> Problem
Look through the listing below and work out how many of its lines hold the word "this". Give only the number.

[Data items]
** begin **
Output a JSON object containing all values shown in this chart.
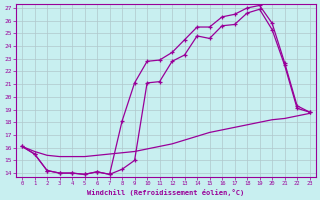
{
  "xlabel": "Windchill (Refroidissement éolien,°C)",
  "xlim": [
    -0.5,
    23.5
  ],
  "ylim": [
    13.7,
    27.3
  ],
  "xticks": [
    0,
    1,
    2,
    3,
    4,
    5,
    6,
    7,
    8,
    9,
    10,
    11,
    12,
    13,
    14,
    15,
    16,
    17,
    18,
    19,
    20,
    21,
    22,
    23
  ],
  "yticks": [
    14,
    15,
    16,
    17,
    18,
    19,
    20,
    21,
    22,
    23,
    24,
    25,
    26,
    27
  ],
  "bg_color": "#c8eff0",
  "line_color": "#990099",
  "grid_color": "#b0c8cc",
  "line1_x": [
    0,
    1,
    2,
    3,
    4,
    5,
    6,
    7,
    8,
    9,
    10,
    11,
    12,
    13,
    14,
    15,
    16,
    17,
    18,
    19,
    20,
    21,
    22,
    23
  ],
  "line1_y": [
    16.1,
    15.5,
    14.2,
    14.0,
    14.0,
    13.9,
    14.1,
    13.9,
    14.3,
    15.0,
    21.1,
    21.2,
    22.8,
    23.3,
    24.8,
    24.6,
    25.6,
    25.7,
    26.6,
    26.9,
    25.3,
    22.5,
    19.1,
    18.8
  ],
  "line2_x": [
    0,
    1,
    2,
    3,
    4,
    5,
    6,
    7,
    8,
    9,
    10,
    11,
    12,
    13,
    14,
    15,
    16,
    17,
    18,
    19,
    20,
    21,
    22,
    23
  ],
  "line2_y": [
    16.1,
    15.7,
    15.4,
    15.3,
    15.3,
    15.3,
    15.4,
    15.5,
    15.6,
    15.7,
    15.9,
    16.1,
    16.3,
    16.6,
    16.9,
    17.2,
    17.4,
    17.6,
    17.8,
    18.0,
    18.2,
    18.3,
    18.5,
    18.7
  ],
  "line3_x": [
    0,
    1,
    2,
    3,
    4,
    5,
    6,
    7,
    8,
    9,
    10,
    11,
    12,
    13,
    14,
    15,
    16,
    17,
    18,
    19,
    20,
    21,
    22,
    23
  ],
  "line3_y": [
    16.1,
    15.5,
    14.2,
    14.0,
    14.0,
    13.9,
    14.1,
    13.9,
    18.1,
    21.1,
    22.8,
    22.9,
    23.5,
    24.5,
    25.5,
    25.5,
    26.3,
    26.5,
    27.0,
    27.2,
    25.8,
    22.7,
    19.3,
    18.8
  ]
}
** end **
** begin **
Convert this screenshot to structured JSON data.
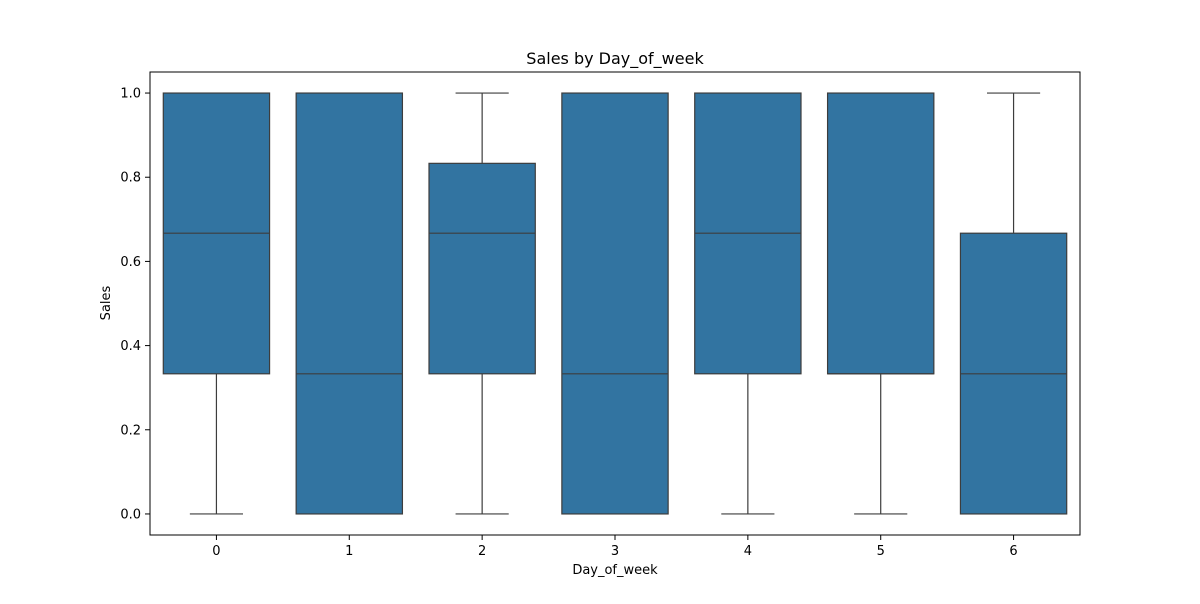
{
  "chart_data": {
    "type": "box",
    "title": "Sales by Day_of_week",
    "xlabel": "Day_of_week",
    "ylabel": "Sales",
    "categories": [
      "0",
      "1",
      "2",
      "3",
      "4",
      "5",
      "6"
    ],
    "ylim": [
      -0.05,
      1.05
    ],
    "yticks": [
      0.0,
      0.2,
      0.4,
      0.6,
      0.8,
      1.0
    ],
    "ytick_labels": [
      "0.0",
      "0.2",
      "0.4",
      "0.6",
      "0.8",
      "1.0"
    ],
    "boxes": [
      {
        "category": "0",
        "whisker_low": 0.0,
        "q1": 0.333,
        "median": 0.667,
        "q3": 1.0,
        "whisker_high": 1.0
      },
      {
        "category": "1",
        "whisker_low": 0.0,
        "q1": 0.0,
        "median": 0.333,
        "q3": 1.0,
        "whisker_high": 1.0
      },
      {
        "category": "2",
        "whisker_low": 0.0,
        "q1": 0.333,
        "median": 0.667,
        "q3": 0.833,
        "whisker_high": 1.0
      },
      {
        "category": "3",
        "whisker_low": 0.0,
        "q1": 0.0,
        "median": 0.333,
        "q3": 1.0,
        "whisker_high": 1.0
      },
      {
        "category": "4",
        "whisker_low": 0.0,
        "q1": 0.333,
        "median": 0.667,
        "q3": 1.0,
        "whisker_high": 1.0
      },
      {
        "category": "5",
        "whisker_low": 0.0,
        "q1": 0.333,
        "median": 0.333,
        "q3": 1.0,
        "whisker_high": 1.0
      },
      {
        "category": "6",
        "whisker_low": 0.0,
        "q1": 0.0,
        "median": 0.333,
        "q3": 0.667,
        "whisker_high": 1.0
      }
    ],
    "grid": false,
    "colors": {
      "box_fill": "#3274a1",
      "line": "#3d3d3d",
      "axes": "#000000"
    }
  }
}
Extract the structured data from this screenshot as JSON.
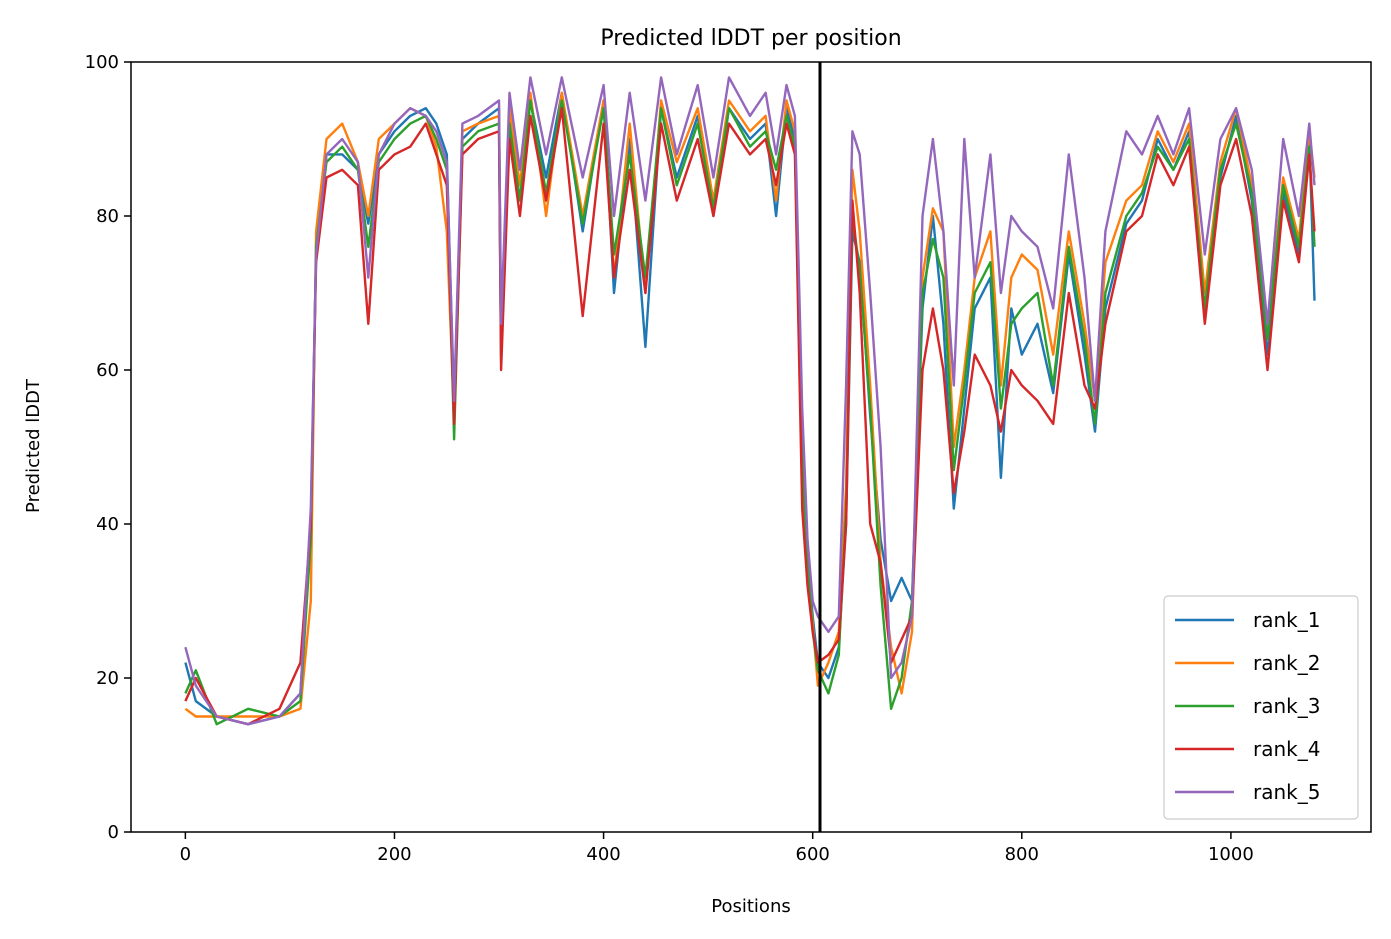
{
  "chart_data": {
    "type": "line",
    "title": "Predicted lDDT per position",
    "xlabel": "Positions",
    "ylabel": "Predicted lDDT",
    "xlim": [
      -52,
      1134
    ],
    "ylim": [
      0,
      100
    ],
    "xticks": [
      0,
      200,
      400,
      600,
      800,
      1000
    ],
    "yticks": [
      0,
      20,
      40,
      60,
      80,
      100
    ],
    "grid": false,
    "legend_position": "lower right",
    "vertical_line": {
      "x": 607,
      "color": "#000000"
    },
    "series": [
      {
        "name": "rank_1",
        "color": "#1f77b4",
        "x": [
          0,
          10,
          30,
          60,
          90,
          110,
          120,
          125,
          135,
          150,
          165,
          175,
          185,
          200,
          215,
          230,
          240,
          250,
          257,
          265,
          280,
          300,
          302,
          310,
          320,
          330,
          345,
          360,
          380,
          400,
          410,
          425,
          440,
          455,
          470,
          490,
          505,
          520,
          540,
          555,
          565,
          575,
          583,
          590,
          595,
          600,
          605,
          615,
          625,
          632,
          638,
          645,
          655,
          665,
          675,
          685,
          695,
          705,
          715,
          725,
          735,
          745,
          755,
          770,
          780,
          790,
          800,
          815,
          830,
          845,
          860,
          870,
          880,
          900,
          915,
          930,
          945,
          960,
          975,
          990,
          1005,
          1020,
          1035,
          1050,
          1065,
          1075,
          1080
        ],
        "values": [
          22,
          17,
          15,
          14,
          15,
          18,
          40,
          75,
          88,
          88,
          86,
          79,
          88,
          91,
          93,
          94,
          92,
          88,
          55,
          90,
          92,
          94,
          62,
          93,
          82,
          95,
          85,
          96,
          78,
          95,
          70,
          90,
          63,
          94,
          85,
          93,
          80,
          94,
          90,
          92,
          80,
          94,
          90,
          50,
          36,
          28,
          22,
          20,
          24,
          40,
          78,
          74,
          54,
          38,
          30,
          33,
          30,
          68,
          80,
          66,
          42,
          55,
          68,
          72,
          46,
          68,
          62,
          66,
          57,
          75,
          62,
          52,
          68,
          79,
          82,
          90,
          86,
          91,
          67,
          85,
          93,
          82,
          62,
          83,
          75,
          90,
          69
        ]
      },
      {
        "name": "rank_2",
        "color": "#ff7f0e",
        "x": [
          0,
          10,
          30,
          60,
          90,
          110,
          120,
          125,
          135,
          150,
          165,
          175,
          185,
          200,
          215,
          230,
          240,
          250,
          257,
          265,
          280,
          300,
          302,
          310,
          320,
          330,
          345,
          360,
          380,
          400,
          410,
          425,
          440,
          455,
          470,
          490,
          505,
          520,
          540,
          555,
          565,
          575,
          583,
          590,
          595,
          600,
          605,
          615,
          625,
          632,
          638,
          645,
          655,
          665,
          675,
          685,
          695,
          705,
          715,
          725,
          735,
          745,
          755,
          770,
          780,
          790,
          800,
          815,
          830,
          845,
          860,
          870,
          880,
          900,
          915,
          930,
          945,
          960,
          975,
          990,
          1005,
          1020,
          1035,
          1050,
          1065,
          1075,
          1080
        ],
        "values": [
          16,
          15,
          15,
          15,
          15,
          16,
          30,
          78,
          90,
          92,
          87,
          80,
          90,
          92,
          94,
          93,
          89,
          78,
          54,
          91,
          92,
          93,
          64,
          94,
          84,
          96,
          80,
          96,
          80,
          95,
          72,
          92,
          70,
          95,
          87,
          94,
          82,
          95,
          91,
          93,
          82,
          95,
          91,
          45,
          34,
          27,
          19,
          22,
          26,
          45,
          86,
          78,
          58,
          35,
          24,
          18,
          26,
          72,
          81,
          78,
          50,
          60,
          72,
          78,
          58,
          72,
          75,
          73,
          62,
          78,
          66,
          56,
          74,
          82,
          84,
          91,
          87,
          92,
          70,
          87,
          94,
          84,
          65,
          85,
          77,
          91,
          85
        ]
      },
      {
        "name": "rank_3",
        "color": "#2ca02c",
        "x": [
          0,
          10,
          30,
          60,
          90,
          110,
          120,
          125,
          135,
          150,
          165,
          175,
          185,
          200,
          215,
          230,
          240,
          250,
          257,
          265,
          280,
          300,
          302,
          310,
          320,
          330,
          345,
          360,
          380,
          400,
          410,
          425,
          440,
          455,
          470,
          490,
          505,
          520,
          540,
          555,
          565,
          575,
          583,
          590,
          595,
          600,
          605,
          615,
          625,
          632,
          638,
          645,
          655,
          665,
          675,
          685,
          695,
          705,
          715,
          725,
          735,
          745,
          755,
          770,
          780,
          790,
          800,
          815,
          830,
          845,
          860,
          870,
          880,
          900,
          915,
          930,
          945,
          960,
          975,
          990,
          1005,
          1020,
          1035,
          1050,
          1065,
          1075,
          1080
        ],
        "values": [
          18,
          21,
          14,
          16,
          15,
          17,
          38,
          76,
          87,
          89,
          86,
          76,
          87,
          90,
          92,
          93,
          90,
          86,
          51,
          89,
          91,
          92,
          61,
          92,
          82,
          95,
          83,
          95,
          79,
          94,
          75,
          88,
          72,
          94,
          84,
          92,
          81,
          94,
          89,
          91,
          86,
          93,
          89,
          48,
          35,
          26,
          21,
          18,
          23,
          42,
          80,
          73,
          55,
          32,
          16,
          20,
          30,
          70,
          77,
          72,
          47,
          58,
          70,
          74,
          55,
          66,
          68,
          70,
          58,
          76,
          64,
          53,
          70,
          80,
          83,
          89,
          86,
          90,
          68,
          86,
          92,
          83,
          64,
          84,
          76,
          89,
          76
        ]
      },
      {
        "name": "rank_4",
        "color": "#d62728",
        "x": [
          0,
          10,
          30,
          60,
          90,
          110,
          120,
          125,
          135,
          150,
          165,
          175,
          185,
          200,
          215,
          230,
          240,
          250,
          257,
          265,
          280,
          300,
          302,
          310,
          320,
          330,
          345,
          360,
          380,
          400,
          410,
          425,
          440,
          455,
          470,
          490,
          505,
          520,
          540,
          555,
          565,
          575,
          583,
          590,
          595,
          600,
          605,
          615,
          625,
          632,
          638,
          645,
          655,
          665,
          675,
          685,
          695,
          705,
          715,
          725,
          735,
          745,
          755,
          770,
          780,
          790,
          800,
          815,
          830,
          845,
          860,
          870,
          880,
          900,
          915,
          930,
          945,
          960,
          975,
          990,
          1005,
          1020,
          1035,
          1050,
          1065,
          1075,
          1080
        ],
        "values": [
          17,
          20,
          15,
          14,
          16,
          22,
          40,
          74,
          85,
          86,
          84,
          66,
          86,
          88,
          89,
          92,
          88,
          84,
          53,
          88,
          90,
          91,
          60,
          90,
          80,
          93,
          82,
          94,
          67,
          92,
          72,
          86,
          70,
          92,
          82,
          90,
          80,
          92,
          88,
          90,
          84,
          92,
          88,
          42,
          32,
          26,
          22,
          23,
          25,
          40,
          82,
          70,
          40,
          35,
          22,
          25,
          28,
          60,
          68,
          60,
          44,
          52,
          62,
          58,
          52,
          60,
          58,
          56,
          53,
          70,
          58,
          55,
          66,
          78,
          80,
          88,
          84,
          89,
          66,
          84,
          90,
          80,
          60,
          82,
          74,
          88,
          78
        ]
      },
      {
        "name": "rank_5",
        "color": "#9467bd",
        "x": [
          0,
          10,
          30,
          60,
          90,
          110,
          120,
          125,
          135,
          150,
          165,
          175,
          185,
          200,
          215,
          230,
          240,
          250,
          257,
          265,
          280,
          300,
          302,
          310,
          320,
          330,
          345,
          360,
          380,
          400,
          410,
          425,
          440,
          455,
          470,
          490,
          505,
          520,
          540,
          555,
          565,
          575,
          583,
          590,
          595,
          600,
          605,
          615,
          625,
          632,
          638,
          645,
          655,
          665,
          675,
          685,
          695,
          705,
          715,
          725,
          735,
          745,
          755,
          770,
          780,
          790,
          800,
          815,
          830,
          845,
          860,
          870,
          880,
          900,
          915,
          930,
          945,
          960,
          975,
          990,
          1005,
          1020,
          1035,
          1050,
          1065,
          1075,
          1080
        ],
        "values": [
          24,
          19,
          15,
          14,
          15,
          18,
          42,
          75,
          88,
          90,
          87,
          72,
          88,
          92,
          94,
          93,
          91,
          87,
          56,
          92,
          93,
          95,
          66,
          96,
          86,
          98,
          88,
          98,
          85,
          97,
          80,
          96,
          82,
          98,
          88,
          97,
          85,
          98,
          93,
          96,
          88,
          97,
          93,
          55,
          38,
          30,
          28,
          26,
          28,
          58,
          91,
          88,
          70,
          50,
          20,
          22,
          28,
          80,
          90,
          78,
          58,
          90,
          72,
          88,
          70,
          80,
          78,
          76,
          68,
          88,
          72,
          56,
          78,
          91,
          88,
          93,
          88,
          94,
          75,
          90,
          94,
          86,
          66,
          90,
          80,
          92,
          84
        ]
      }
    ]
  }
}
** end **
> Exercise result
3